Dairy prices rose again at the GlobalDairyTrade auction overnight, on the back of an increase in the value of milk powder.

However, prices still have to increase a long way if Fonterra is to achieve its payout forecast.

The 1 per cent increase is the third rise in a row at the fortnightly auctions, and follows a 3.6 per cent jump two weeks ago.

Whole milk powder, New Zealand’s largest dairy export, rose 3.8 per cent offsetting falls in several other categories including anhydrous milk fat which was down 5 per cent.

Butter milk powder was down 6.4 per cent and cheddar was down 4.3 per cent.

Rennet casein rose by 3.3 per cent, skim milk powder rose by 1 per cent and butter was flat with a 0.1 per cent increase.

Volume was down again with the quantity sold falling by more than 6 per cent to 31,326 tonnes. Despite the overall increase prices are just over half what they were this time last year.

AgriHQ has lifted its Seasonal Farmgate Milk Price forecast by 20 cents to $4.40 per kilogram of milk solids, below Fonterra’s forecast of $4.70/kg.

▬▬▬▬▬▬

# What to do
1. In the dairy auction report, how much did whole milk powder rise?
2. Repeat the part of the dairy auction report that opens with the words containing "Dairy prices rose" and closes with "per cent increase.".
The records that come next have no connection to the dairy auction report.

[Records from a dataset]

▬▬▬▬▬▬

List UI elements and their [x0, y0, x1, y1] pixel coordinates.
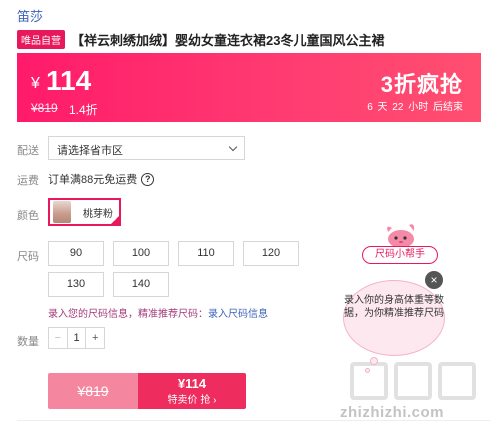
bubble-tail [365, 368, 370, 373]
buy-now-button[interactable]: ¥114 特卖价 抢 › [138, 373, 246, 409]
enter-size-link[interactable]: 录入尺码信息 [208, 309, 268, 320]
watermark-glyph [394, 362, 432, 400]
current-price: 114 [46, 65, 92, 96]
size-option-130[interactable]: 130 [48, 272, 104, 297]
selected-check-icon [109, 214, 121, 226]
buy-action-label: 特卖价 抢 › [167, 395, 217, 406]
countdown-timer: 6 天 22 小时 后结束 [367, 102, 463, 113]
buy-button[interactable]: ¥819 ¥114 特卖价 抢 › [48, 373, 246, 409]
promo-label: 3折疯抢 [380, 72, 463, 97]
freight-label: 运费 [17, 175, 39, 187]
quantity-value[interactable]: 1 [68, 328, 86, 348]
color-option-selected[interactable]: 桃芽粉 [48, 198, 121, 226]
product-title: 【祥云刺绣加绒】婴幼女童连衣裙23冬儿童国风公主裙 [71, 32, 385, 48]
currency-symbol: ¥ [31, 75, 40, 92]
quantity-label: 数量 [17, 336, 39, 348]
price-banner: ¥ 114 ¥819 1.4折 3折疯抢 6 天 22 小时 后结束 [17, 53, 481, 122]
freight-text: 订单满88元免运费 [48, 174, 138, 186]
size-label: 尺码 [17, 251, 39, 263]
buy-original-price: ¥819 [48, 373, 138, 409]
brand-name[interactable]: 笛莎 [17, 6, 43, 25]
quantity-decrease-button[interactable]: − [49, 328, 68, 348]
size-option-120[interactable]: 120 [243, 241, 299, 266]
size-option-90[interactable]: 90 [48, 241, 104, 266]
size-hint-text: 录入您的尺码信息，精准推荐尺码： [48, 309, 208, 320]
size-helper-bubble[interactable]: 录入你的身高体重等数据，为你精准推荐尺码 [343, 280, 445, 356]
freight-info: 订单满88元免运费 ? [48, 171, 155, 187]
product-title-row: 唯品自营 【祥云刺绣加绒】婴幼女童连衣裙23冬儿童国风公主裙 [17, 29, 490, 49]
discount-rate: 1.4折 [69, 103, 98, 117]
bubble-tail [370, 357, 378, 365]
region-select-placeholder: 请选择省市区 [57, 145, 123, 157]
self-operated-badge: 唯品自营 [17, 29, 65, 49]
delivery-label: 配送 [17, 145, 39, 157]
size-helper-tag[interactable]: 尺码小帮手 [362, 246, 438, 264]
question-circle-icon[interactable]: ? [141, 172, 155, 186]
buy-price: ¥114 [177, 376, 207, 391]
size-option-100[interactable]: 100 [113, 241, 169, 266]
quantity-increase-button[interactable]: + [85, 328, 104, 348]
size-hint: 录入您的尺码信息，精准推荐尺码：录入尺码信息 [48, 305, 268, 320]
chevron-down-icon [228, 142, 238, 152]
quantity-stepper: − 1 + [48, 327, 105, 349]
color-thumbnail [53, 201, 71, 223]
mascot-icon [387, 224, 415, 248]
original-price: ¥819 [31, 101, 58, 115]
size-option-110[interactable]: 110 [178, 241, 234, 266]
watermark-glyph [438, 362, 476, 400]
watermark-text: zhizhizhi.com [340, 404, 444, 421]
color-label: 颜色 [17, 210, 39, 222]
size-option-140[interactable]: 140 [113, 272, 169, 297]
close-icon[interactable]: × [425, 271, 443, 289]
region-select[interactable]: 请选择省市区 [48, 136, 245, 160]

▬▬▬▬▬▬

# Full solutions
1. 3.8 per cent

2.
Dairy prices rose again at the GlobalDairyTrade auction overnight, on the back of an increase in the value of milk powder.

However, prices still have to increase a long way if Fonterra is to achieve its payout forecast.

The 1 per cent increase is the third rise in a row at the fortnightly auctions, and follows a 3.6 per cent jump two weeks ago.

Whole milk powder, New Zealand’s largest dairy export, rose 3.8 per cent offsetting falls in several other categories including anhydrous milk fat which was down 5 per cent.

Butter milk powder was down 6.4 per cent and cheddar was down 4.3 per cent.

Rennet casein rose by 3.3 per cent, skim milk powder rose by 1 per cent and butter was flat with a 0.1 per cent increase.